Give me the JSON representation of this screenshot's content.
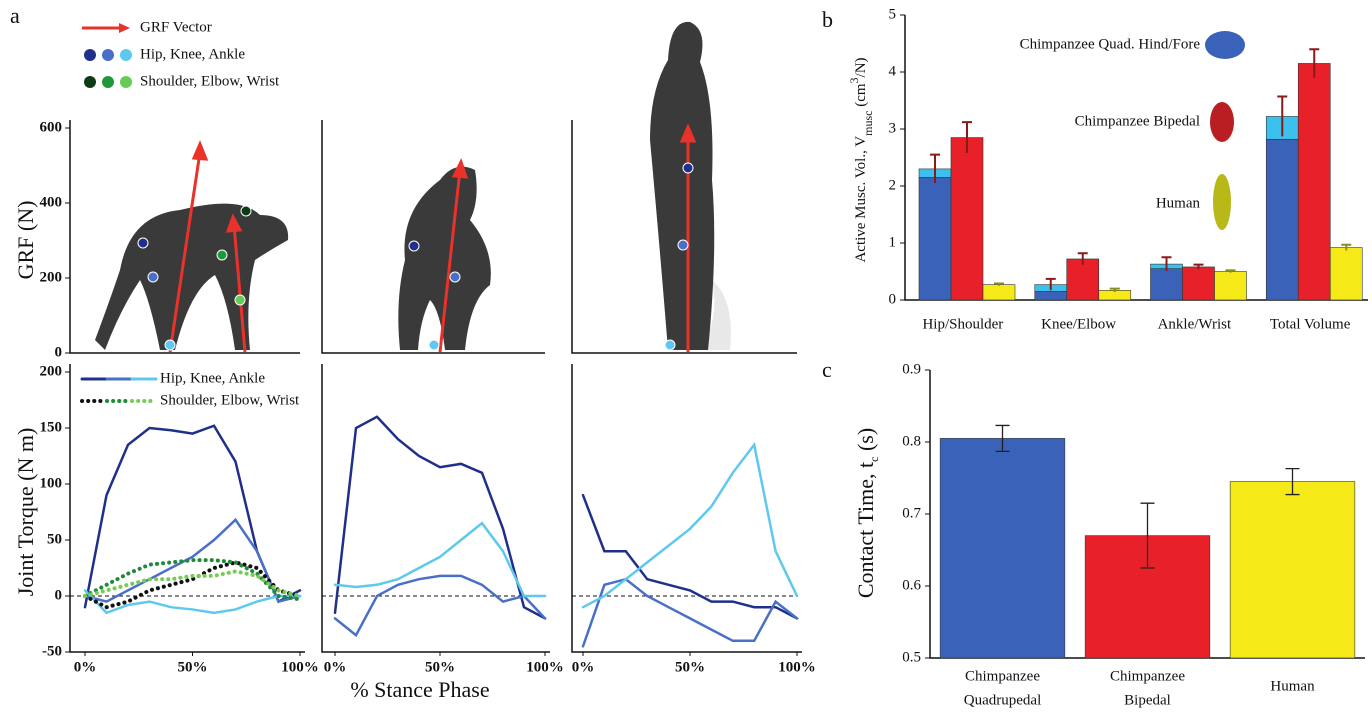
{
  "panel_labels": [
    "a",
    "b",
    "c"
  ],
  "chart_data": [
    {
      "type": "figure",
      "ylabel": "GRF (N)",
      "ylim": [
        0,
        600
      ],
      "yticks": [
        0,
        200,
        400,
        600
      ],
      "legend": [
        {
          "name": "GRF Vector",
          "color": "#e8322a"
        },
        {
          "name": "Hip, Knee, Ankle",
          "colors": [
            "#1f2f8a",
            "#4a6fc8",
            "#5ec8ee"
          ]
        },
        {
          "name": "Shoulder, Elbow, Wrist",
          "colors": [
            "#0d3b12",
            "#1f9a3a",
            "#66cc55"
          ]
        }
      ]
    },
    {
      "type": "line",
      "ylabel": "Joint Torque (N m)",
      "xlabel": "% Stance Phase",
      "ylim": [
        -50,
        200
      ],
      "yticks": [
        -50,
        0,
        50,
        100,
        150,
        200
      ],
      "xlim": [
        0,
        100
      ],
      "xticks": [
        {
          "value": 0,
          "label": "0%"
        },
        {
          "value": 50,
          "label": "50%"
        },
        {
          "value": 100,
          "label": "100%"
        }
      ],
      "legend": [
        {
          "name": "Hip, Knee, Ankle",
          "colors": [
            "#1f2f8a",
            "#4a6fc8",
            "#5ec8ee"
          ],
          "dash": "solid"
        },
        {
          "name": "Shoulder, Elbow, Wrist",
          "colors": [
            "#111111",
            "#1f8a3a",
            "#77cc55"
          ],
          "dash": "dotted"
        }
      ],
      "x": [
        0,
        10,
        20,
        30,
        40,
        50,
        60,
        70,
        80,
        90,
        100
      ],
      "panels": [
        {
          "series": [
            {
              "color": "#1f2f8a",
              "dash": "solid",
              "values": [
                -10,
                90,
                135,
                150,
                148,
                145,
                152,
                120,
                40,
                -5,
                5
              ]
            },
            {
              "color": "#4a6fc8",
              "dash": "solid",
              "values": [
                0,
                -5,
                5,
                15,
                25,
                35,
                50,
                68,
                40,
                -5,
                0
              ]
            },
            {
              "color": "#5ec8ee",
              "dash": "solid",
              "values": [
                5,
                -15,
                -8,
                -5,
                -10,
                -12,
                -15,
                -12,
                -5,
                0,
                0
              ]
            },
            {
              "color": "#111111",
              "dash": "dotted",
              "values": [
                0,
                -10,
                -5,
                5,
                10,
                15,
                25,
                30,
                25,
                5,
                0
              ]
            },
            {
              "color": "#1f8a3a",
              "dash": "dotted",
              "values": [
                0,
                10,
                20,
                28,
                30,
                32,
                32,
                30,
                20,
                0,
                -3
              ]
            },
            {
              "color": "#77cc55",
              "dash": "dotted",
              "values": [
                0,
                5,
                10,
                15,
                15,
                18,
                18,
                22,
                18,
                5,
                0
              ]
            }
          ]
        },
        {
          "series": [
            {
              "color": "#1f2f8a",
              "dash": "solid",
              "values": [
                -15,
                150,
                160,
                140,
                125,
                115,
                118,
                110,
                60,
                -10,
                -20
              ]
            },
            {
              "color": "#4a6fc8",
              "dash": "solid",
              "values": [
                -20,
                -35,
                0,
                10,
                15,
                18,
                18,
                10,
                -5,
                0,
                -20
              ]
            },
            {
              "color": "#5ec8ee",
              "dash": "solid",
              "values": [
                10,
                8,
                10,
                15,
                25,
                35,
                50,
                65,
                40,
                0,
                0
              ]
            }
          ]
        },
        {
          "series": [
            {
              "color": "#1f2f8a",
              "dash": "solid",
              "values": [
                90,
                40,
                40,
                15,
                10,
                5,
                -5,
                -5,
                -10,
                -10,
                -20
              ]
            },
            {
              "color": "#4a6fc8",
              "dash": "solid",
              "values": [
                -45,
                10,
                15,
                0,
                -10,
                -20,
                -30,
                -40,
                -40,
                -5,
                -20
              ]
            },
            {
              "color": "#5ec8ee",
              "dash": "solid",
              "values": [
                -10,
                0,
                15,
                30,
                45,
                60,
                80,
                110,
                135,
                40,
                0
              ]
            }
          ]
        }
      ]
    },
    {
      "type": "bar",
      "ylabel": [
        {
          "text": "Active Musc. Vol., V"
        },
        {
          "text": "musc",
          "script": "sub"
        },
        {
          "text": " (cm"
        },
        {
          "text": "3",
          "script": "sup"
        },
        {
          "text": "/N)"
        }
      ],
      "categories": [
        "Hip/Shoulder",
        "Knee/Elbow",
        "Ankle/Wrist",
        "Total Volume"
      ],
      "ylim": [
        0,
        5
      ],
      "yticks": [
        0,
        1,
        2,
        3,
        4,
        5
      ],
      "series": [
        {
          "name": "Chimpanzee Quad. Hind/Fore",
          "color": "#3a62b8",
          "values": [
            2.15,
            0.15,
            0.55,
            2.82
          ]
        },
        {
          "color": "#3cc0ee",
          "stack": true,
          "values": [
            0.15,
            0.12,
            0.08,
            0.4
          ],
          "errors": [
            0.25,
            0.1,
            0.12,
            0.35
          ]
        },
        {
          "name": "Chimpanzee Bipedal",
          "color": "#e8202a",
          "values": [
            2.85,
            0.72,
            0.58,
            4.15
          ],
          "errors": [
            0.27,
            0.1,
            0.04,
            0.25
          ]
        },
        {
          "name": "Human",
          "color": "#f5ea18",
          "values": [
            0.27,
            0.17,
            0.5,
            0.92
          ],
          "errors": [
            0.02,
            0.03,
            0.02,
            0.05
          ]
        }
      ]
    },
    {
      "type": "bar",
      "ylabel": [
        {
          "text": "Contact Time, t"
        },
        {
          "text": "c",
          "script": "sub"
        },
        {
          "text": " (s)"
        }
      ],
      "categories": [
        [
          "Chimpanzee",
          "Quadrupedal"
        ],
        [
          "Chimpanzee",
          "Bipedal"
        ],
        [
          "Human"
        ]
      ],
      "ylim": [
        0.5,
        0.9
      ],
      "yticks": [
        0.5,
        0.6,
        0.7,
        0.8,
        0.9
      ],
      "colors": [
        "#3a62b8",
        "#e8202a",
        "#f5ea18"
      ],
      "values": [
        0.805,
        0.67,
        0.745
      ],
      "errors": [
        0.018,
        0.045,
        0.018
      ]
    }
  ]
}
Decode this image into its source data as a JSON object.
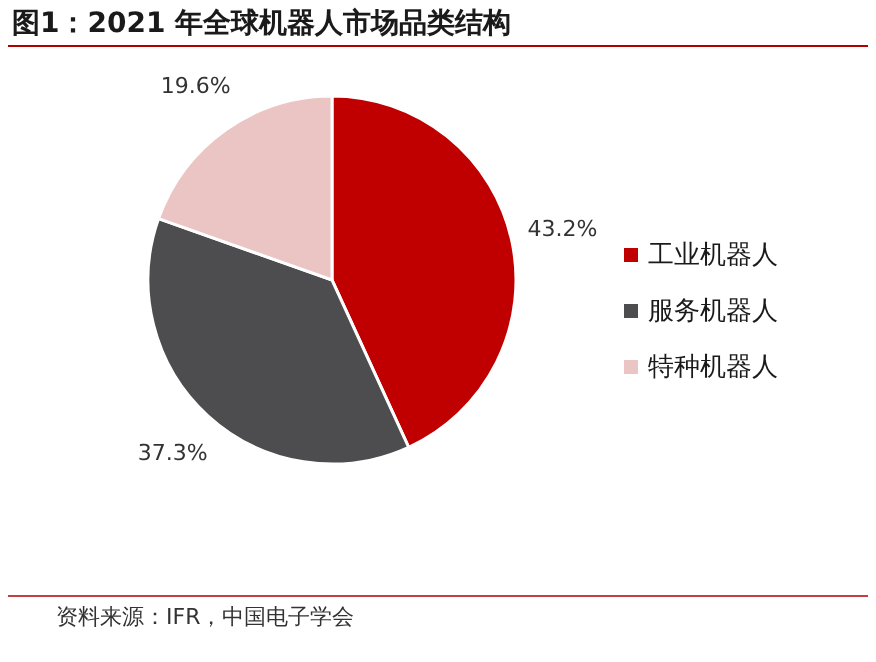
{
  "chart_data": {
    "type": "pie",
    "title": "图1：2021 年全球机器人市场品类结构",
    "categories": [
      "工业机器人",
      "服务机器人",
      "特种机器人"
    ],
    "values": [
      43.2,
      37.3,
      19.6
    ],
    "value_labels": [
      "43.2%",
      "37.3%",
      "19.6%"
    ],
    "colors": [
      "#c00000",
      "#4d4d4f",
      "#ebc4c4"
    ],
    "legend": "right",
    "annotations": [
      "资料来源：IFR，中国电子学会"
    ]
  }
}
----
Report each line in the data that holds the word "JSON".

Give me the JSON representation of this screenshot's content.
Decode this image into its source data as a JSON object.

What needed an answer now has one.